▶ **PROBLEM DETAILS**: Return all of the data exactly as written, without the pictures.
....
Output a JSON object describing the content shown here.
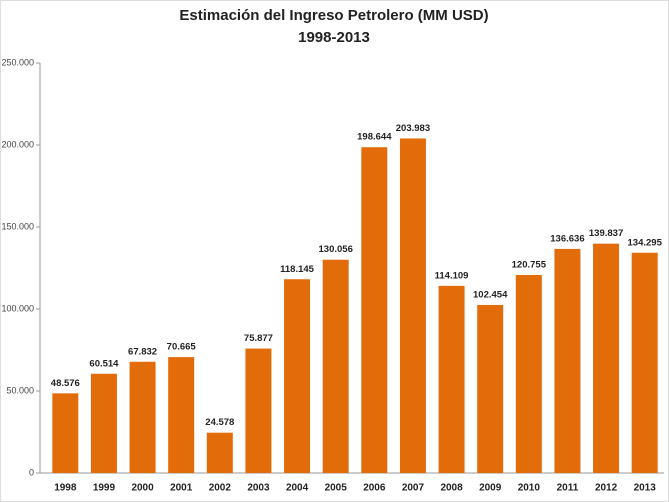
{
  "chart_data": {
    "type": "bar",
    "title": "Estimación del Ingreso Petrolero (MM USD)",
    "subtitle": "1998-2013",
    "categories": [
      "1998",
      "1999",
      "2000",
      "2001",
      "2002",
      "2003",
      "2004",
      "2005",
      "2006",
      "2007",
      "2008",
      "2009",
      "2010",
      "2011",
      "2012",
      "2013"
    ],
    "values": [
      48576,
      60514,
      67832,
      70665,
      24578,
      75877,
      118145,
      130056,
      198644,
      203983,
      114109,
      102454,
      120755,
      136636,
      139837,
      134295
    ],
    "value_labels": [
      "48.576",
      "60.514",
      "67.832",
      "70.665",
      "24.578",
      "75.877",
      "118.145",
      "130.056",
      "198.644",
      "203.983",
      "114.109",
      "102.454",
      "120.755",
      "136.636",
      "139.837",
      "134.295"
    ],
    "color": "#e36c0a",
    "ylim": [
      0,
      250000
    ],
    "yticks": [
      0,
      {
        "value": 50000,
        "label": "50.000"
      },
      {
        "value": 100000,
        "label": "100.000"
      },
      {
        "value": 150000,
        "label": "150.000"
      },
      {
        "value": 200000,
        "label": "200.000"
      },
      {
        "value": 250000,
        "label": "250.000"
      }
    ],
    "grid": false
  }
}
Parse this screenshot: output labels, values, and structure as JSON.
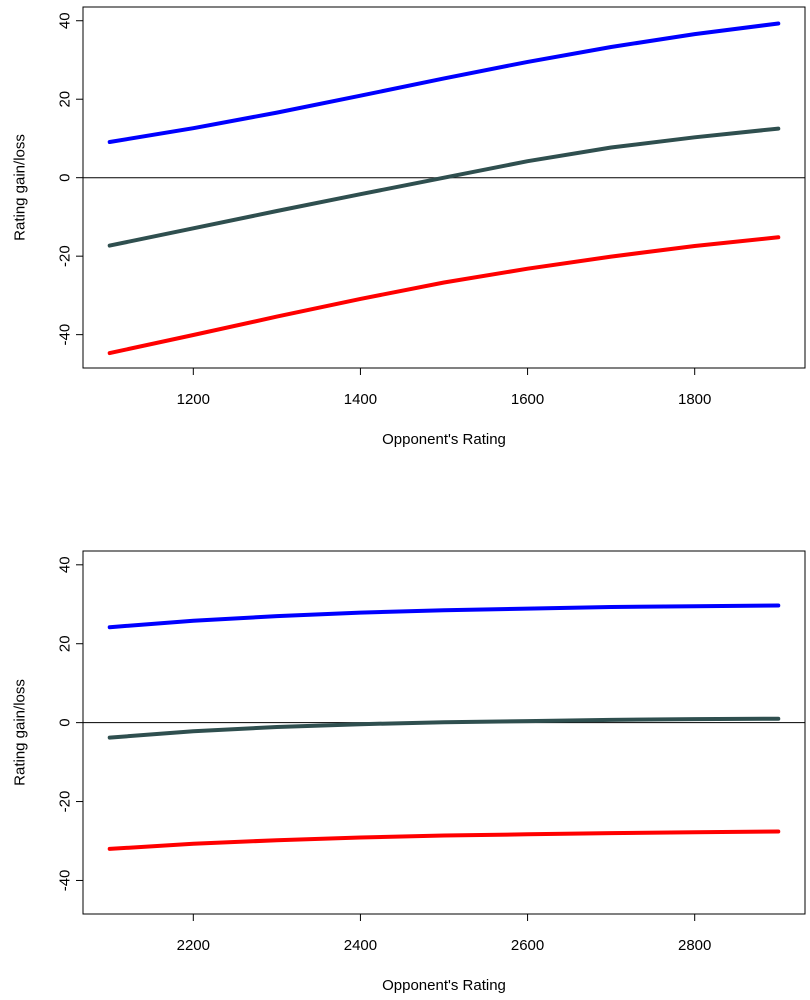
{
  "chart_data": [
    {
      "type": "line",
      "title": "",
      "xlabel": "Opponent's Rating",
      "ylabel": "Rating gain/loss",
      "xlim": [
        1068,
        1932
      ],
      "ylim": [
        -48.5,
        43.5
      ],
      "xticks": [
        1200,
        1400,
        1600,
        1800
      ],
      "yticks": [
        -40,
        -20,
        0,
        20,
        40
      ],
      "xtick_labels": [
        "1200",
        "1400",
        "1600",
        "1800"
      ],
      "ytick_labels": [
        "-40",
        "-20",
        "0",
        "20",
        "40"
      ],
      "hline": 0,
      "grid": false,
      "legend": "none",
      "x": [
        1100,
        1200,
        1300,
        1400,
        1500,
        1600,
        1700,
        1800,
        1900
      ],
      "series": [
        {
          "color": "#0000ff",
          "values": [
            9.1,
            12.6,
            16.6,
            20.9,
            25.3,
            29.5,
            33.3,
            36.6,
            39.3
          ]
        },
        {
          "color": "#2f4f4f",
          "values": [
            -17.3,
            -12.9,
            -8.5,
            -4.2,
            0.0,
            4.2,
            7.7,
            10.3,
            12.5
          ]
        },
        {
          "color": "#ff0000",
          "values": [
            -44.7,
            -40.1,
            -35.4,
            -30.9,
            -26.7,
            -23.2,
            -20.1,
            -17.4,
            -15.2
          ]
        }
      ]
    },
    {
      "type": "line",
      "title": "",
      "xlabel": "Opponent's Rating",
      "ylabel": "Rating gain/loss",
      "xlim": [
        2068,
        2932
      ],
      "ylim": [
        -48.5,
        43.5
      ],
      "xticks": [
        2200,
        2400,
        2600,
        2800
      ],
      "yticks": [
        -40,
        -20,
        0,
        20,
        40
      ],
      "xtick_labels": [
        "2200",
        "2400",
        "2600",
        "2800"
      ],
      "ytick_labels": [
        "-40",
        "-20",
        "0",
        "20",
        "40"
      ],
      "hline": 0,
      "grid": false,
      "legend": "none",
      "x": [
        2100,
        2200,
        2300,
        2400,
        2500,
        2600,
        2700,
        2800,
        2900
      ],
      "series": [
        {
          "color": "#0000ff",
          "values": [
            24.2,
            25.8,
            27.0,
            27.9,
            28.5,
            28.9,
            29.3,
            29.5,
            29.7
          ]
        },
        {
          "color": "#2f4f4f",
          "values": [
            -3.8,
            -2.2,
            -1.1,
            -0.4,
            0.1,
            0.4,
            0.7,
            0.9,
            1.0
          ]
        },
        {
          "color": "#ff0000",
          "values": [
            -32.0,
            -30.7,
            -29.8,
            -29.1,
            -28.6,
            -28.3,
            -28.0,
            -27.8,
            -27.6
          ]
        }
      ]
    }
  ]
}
....
▶ **COMPLETE OUTPUT**:
Output a JSON object describing the content shown here.
{
  "chart_data": {
    "type": "bar",
    "title": "Estimación del Ingreso Petrolero (MM USD)",
    "subtitle": "1998-2013",
    "categories": [
      "1998",
      "1999",
      "2000",
      "2001",
      "2002",
      "2003",
      "2004",
      "2005",
      "2006",
      "2007",
      "2008",
      "2009",
      "2010",
      "2011",
      "2012",
      "2013"
    ],
    "values": [
      48576,
      60514,
      67832,
      70665,
      24578,
      75877,
      118145,
      130056,
      198644,
      203983,
      114109,
      102454,
      120755,
      136636,
      139837,
      134295
    ],
    "value_labels": [
      "48.576",
      "60.514",
      "67.832",
      "70.665",
      "24.578",
      "75.877",
      "118.145",
      "130.056",
      "198.644",
      "203.983",
      "114.109",
      "102.454",
      "120.755",
      "136.636",
      "139.837",
      "134.295"
    ],
    "color": "#e36c0a",
    "ylim": [
      0,
      250000
    ],
    "yticks": [
      0,
      {
        "value": 50000,
        "label": "50.000"
      },
      {
        "value": 100000,
        "label": "100.000"
      },
      {
        "value": 150000,
        "label": "150.000"
      },
      {
        "value": 200000,
        "label": "200.000"
      },
      {
        "value": 250000,
        "label": "250.000"
      }
    ],
    "grid": false
  }
}
Parse this screenshot: output labels, values, and structure as JSON.
{
  "chart_data": [
    {
      "type": "line",
      "title": "",
      "xlabel": "Opponent's Rating",
      "ylabel": "Rating gain/loss",
      "xlim": [
        1068,
        1932
      ],
      "ylim": [
        -48.5,
        43.5
      ],
      "xticks": [
        1200,
        1400,
        1600,
        1800
      ],
      "yticks": [
        -40,
        -20,
        0,
        20,
        40
      ],
      "xtick_labels": [
        "1200",
        "1400",
        "1600",
        "1800"
      ],
      "ytick_labels": [
        "-40",
        "-20",
        "0",
        "20",
        "40"
      ],
      "hline": 0,
      "grid": false,
      "legend": "none",
      "x": [
        1100,
        1200,
        1300,
        1400,
        1500,
        1600,
        1700,
        1800,
        1900
      ],
      "series": [
        {
          "color": "#0000ff",
          "values": [
            9.1,
            12.6,
            16.6,
            20.9,
            25.3,
            29.5,
            33.3,
            36.6,
            39.3
          ]
        },
        {
          "color": "#2f4f4f",
          "values": [
            -17.3,
            -12.9,
            -8.5,
            -4.2,
            0.0,
            4.2,
            7.7,
            10.3,
            12.5
          ]
        },
        {
          "color": "#ff0000",
          "values": [
            -44.7,
            -40.1,
            -35.4,
            -30.9,
            -26.7,
            -23.2,
            -20.1,
            -17.4,
            -15.2
          ]
        }
      ]
    },
    {
      "type": "line",
      "title": "",
      "xlabel": "Opponent's Rating",
      "ylabel": "Rating gain/loss",
      "xlim": [
        2068,
        2932
      ],
      "ylim": [
        -48.5,
        43.5
      ],
      "xticks": [
        2200,
        2400,
        2600,
        2800
      ],
      "yticks": [
        -40,
        -20,
        0,
        20,
        40
      ],
      "xtick_labels": [
        "2200",
        "2400",
        "2600",
        "2800"
      ],
      "ytick_labels": [
        "-40",
        "-20",
        "0",
        "20",
        "40"
      ],
      "hline": 0,
      "grid": false,
      "legend": "none",
      "x": [
        2100,
        2200,
        2300,
        2400,
        2500,
        2600,
        2700,
        2800,
        2900
      ],
      "series": [
        {
          "color": "#0000ff",
          "values": [
            24.2,
            25.8,
            27.0,
            27.9,
            28.5,
            28.9,
            29.3,
            29.5,
            29.7
          ]
        },
        {
          "color": "#2f4f4f",
          "values": [
            -3.8,
            -2.2,
            -1.1,
            -0.4,
            0.1,
            0.4,
            0.7,
            0.9,
            1.0
          ]
        },
        {
          "color": "#ff0000",
          "values": [
            -32.0,
            -30.7,
            -29.8,
            -29.1,
            -28.6,
            -28.3,
            -28.0,
            -27.8,
            -27.6
          ]
        }
      ]
    }
  ]
}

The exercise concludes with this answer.